Aim: Show every line that has the string "document" in it.

Saved entries:
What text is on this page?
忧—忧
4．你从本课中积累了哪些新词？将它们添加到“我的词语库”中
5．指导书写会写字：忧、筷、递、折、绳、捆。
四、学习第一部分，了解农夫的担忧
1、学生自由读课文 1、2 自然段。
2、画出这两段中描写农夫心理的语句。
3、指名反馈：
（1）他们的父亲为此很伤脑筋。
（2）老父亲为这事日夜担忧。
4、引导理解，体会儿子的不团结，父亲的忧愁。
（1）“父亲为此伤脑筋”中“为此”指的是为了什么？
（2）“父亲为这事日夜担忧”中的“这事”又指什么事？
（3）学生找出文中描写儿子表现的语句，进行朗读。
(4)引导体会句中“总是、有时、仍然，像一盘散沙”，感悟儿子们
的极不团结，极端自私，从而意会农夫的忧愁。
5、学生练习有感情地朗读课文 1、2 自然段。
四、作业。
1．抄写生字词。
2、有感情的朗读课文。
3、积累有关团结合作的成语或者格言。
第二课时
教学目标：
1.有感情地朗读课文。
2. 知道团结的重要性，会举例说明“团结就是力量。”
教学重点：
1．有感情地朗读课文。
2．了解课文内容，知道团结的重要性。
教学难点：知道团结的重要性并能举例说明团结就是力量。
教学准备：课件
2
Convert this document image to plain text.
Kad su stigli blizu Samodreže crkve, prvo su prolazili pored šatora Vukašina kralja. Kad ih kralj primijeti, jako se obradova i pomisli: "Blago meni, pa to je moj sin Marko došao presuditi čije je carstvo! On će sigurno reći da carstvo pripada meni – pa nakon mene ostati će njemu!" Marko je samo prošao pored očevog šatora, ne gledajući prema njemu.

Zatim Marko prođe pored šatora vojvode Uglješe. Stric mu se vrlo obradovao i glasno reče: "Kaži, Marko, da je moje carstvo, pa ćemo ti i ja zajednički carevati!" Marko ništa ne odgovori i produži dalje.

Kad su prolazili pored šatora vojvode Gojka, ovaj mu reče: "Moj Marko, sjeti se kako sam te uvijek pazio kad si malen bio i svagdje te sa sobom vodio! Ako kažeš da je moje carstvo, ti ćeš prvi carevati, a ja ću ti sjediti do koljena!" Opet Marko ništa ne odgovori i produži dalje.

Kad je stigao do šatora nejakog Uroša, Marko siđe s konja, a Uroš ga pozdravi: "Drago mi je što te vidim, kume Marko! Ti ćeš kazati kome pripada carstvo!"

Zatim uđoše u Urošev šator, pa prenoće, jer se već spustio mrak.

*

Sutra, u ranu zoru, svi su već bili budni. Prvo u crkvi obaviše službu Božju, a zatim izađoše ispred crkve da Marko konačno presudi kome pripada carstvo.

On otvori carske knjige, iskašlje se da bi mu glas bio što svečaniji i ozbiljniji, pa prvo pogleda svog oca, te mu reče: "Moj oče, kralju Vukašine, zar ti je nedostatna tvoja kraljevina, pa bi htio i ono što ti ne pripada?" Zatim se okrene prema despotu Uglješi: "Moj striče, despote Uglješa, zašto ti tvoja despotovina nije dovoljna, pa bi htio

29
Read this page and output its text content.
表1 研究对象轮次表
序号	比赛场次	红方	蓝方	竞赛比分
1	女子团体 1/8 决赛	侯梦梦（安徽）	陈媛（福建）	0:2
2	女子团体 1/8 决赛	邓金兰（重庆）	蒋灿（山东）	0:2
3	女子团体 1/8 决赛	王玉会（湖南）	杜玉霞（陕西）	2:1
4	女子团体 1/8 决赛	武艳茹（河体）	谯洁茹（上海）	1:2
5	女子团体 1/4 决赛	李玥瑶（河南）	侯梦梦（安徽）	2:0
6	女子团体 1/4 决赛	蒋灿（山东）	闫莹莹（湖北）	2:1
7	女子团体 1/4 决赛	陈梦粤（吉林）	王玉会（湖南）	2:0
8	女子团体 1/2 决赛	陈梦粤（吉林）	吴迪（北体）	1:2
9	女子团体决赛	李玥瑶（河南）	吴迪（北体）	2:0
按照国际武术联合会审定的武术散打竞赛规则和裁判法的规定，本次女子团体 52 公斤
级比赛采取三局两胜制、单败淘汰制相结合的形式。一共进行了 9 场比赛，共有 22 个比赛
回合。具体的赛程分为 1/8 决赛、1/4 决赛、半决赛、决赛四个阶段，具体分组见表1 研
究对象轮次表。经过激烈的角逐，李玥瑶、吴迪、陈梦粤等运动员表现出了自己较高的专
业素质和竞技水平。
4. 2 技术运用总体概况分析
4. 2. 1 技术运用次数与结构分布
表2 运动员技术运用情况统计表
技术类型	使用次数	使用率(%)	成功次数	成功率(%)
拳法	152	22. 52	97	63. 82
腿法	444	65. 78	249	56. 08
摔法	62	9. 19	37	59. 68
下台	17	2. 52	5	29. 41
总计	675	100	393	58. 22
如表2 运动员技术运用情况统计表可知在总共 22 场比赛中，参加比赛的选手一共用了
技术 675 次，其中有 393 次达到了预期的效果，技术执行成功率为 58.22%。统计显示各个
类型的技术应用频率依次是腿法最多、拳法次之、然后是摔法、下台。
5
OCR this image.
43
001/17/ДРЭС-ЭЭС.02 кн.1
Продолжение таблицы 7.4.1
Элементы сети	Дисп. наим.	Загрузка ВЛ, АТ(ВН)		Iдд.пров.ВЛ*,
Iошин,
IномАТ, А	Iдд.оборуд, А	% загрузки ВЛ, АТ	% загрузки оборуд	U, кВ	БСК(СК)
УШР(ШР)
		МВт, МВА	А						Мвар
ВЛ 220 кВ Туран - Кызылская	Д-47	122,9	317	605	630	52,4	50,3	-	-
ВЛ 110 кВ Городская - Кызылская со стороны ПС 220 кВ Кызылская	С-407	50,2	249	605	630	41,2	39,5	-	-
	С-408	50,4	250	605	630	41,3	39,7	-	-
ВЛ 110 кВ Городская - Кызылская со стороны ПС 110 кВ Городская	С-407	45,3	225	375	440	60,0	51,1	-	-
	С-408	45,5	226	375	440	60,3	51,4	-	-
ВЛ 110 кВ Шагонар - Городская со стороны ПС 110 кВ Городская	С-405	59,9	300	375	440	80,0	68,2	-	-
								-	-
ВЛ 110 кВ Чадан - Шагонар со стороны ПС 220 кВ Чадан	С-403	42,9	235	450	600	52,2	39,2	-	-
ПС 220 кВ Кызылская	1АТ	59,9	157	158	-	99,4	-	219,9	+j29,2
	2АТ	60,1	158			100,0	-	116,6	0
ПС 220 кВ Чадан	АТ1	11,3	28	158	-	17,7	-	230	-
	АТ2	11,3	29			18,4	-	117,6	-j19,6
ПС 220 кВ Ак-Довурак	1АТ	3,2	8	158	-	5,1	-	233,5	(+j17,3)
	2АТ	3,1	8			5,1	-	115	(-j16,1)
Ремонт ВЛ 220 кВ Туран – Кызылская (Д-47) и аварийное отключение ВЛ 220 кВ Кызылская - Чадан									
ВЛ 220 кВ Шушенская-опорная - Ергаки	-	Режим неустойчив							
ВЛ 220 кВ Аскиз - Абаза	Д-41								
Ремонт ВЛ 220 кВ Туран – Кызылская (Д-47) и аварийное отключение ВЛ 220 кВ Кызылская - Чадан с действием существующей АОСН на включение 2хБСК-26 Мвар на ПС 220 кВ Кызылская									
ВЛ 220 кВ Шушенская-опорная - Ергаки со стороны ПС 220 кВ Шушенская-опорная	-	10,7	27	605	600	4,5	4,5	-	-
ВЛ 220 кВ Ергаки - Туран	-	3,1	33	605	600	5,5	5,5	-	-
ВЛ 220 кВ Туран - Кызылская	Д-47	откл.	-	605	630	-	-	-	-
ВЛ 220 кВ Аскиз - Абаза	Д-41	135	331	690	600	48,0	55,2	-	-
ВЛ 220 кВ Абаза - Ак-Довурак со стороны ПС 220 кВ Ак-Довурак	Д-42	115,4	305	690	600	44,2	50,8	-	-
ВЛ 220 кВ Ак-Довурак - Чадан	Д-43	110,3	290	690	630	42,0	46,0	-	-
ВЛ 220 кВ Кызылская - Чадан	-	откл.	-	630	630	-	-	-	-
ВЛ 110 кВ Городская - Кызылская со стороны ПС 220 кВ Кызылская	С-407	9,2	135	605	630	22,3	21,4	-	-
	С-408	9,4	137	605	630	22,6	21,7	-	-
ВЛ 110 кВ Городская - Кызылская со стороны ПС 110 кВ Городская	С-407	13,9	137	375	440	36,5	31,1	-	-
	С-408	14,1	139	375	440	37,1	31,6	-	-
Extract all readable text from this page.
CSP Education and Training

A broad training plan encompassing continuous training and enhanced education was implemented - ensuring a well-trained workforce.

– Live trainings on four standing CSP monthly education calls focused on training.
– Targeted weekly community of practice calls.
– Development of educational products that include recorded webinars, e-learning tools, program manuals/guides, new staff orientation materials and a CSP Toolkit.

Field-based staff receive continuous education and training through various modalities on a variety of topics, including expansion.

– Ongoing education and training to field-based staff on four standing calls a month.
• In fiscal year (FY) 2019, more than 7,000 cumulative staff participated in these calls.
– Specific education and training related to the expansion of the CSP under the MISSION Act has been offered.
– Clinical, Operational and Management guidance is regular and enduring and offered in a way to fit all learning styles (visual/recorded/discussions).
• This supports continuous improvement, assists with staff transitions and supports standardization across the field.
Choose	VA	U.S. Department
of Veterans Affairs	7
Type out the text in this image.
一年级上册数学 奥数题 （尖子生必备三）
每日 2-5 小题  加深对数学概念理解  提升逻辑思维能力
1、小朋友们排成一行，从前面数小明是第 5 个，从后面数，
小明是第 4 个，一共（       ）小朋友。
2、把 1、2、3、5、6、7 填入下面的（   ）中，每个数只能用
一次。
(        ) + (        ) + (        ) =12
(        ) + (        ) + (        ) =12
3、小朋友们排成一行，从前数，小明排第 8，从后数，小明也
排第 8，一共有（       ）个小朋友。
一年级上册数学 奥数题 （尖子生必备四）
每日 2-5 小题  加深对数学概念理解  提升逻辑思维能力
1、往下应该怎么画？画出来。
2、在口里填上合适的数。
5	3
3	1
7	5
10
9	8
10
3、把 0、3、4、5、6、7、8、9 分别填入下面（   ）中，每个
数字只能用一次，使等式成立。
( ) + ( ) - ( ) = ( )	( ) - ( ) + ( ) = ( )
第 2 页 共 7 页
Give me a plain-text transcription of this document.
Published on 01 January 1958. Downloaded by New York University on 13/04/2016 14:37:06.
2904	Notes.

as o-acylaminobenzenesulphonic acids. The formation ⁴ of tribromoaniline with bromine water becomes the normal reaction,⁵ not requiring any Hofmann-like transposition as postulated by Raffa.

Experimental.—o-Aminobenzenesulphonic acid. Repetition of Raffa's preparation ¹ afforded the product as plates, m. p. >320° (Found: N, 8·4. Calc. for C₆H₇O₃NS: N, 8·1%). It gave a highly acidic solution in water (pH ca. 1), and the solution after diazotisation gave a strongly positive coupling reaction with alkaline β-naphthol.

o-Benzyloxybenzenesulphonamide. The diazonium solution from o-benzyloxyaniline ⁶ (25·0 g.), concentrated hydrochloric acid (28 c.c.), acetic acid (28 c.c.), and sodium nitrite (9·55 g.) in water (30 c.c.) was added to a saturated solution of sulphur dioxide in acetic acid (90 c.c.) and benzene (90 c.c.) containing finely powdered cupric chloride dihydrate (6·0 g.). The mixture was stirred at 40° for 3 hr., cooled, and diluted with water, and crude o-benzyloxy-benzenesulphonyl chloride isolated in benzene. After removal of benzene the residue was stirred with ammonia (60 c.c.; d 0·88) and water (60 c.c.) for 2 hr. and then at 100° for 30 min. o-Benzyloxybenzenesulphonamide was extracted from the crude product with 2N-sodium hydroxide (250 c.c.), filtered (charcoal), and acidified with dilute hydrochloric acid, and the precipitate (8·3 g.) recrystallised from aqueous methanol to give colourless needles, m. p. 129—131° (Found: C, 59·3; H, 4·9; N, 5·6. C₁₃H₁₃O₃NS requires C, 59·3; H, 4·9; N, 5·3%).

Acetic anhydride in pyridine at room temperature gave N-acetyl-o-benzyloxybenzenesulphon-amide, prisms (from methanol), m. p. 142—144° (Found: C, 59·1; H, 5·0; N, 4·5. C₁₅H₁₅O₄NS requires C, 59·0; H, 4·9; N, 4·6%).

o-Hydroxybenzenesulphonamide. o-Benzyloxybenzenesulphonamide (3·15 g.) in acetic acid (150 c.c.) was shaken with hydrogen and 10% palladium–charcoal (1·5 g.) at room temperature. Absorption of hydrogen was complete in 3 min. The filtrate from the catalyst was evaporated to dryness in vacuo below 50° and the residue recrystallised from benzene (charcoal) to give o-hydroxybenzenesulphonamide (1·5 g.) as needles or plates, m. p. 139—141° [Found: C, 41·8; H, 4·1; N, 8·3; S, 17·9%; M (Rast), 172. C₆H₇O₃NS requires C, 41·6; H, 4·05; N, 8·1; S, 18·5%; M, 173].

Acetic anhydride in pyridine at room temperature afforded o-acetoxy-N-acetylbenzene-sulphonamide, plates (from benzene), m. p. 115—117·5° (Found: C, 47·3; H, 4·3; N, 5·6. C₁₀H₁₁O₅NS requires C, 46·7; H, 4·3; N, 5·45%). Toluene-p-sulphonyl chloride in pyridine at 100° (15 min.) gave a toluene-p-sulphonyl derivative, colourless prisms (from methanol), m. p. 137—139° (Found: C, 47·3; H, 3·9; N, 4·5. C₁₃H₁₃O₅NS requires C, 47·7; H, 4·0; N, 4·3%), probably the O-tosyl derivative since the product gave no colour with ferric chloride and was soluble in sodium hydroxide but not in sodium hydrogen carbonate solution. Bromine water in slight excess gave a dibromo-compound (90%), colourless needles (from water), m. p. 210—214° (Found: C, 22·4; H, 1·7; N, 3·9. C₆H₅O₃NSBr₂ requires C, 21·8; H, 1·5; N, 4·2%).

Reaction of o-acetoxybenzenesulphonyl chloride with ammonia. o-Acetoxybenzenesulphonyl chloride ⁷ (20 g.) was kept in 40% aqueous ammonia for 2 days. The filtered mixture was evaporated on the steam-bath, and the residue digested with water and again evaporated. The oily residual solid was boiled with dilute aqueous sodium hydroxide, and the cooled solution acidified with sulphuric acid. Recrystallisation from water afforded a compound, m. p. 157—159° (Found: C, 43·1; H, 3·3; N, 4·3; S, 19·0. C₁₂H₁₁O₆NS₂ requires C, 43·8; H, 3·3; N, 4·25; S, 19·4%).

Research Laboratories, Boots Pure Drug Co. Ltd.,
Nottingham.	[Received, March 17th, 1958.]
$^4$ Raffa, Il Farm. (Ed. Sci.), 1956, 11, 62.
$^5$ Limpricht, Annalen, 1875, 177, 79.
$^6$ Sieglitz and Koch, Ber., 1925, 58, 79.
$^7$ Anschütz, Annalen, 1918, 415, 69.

Finished answer:
Convert this document image to plain text.
Give me a plain-text transcription of this document.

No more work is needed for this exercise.